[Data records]
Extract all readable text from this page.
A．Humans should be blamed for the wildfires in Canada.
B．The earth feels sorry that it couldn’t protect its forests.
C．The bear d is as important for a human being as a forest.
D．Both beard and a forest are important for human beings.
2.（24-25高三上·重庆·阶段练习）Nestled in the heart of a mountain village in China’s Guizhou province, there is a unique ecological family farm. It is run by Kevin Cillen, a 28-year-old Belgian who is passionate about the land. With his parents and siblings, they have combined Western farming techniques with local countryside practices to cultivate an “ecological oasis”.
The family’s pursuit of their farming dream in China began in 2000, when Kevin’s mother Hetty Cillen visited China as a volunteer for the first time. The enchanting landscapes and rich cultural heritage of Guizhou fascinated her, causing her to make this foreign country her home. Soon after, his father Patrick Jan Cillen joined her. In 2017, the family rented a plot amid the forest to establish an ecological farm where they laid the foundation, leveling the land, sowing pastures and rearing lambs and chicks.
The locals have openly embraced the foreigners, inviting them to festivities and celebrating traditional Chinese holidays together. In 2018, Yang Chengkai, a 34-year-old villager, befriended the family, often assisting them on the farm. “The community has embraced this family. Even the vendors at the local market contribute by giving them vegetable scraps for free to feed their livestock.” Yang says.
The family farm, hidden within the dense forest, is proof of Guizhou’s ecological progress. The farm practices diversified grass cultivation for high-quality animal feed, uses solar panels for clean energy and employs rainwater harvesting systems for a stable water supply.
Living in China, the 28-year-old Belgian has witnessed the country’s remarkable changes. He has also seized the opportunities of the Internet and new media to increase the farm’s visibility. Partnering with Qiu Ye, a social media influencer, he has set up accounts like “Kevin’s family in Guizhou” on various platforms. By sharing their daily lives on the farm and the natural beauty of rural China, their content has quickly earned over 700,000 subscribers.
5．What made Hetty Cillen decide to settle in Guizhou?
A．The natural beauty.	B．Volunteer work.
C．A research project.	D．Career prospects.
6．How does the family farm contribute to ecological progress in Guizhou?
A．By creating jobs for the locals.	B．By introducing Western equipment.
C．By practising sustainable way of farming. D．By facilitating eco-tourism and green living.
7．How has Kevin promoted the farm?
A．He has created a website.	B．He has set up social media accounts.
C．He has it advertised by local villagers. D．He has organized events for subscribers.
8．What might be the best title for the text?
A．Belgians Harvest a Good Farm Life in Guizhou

Task requirements
Repeat every record, exactly as written.

The answer
Extract all readable text from this page.
A．Humans should be blamed for the wildfires in Canada.
B．The earth feels sorry that it couldn’t protect its forests.
C．The bear d is as important for a human being as a forest.
D．Both beard and a forest are important for human beings.
2.（24-25高三上·重庆·阶段练习）Nestled in the heart of a mountain village in China’s Guizhou province, there is a unique ecological family farm. It is run by Kevin Cillen, a 28-year-old Belgian who is passionate about the land. With his parents and siblings, they have combined Western farming techniques with local countryside practices to cultivate an “ecological oasis”.
The family’s pursuit of their farming dream in China began in 2000, when Kevin’s mother Hetty Cillen visited China as a volunteer for the first time. The enchanting landscapes and rich cultural heritage of Guizhou fascinated her, causing her to make this foreign country her home. Soon after, his father Patrick Jan Cillen joined her. In 2017, the family rented a plot amid the forest to establish an ecological farm where they laid the foundation, leveling the land, sowing pastures and rearing lambs and chicks.
The locals have openly embraced the foreigners, inviting them to festivities and celebrating traditional Chinese holidays together. In 2018, Yang Chengkai, a 34-year-old villager, befriended the family, often assisting them on the farm. “The community has embraced this family. Even the vendors at the local market contribute by giving them vegetable scraps for free to feed their livestock.” Yang says.
The family farm, hidden within the dense forest, is proof of Guizhou’s ecological progress. The farm practices diversified grass cultivation for high-quality animal feed, uses solar panels for clean energy and employs rainwater harvesting systems for a stable water supply.
Living in China, the 28-year-old Belgian has witnessed the country’s remarkable changes. He has also seized the opportunities of the Internet and new media to increase the farm’s visibility. Partnering with Qiu Ye, a social media influencer, he has set up accounts like “Kevin’s family in Guizhou” on various platforms. By sharing their daily lives on the farm and the natural beauty of rural China, their content has quickly earned over 700,000 subscribers.
5．What made Hetty Cillen decide to settle in Guizhou?
A．The natural beauty.	B．Volunteer work.
C．A research project.	D．Career prospects.
6．How does the family farm contribute to ecological progress in Guizhou?
A．By creating jobs for the locals.	B．By introducing Western equipment.
C．By practising sustainable way of farming. D．By facilitating eco-tourism and green living.
7．How has Kevin promoted the farm?
A．He has created a website.	B．He has set up social media accounts.
C．He has it advertised by local villagers. D．He has organized events for subscribers.
8．What might be the best title for the text?
A．Belgians Harvest a Good Farm Life in Guizhou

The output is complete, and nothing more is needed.